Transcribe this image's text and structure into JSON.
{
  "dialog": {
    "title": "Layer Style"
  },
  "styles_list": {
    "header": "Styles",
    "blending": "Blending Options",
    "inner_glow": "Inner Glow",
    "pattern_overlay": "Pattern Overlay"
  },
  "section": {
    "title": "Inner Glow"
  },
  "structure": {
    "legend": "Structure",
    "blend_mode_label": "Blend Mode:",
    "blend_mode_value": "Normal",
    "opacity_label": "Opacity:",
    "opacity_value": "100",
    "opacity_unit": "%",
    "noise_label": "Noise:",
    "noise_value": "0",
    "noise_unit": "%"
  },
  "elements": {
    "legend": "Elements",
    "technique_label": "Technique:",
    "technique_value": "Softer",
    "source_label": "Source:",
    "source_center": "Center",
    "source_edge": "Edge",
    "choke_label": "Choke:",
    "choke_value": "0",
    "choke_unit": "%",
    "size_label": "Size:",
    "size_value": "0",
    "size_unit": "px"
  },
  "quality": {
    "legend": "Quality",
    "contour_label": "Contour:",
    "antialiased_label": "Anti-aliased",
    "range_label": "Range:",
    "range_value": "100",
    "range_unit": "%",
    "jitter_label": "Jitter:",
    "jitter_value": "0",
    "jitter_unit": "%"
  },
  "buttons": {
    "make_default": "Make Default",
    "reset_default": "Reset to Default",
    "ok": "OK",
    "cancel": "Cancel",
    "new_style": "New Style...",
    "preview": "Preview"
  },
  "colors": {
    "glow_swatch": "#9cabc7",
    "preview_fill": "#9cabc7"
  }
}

• Your task
Tally up the lines in the records containing the word "Inner", then give the count and nothing else.

• Response to this task
2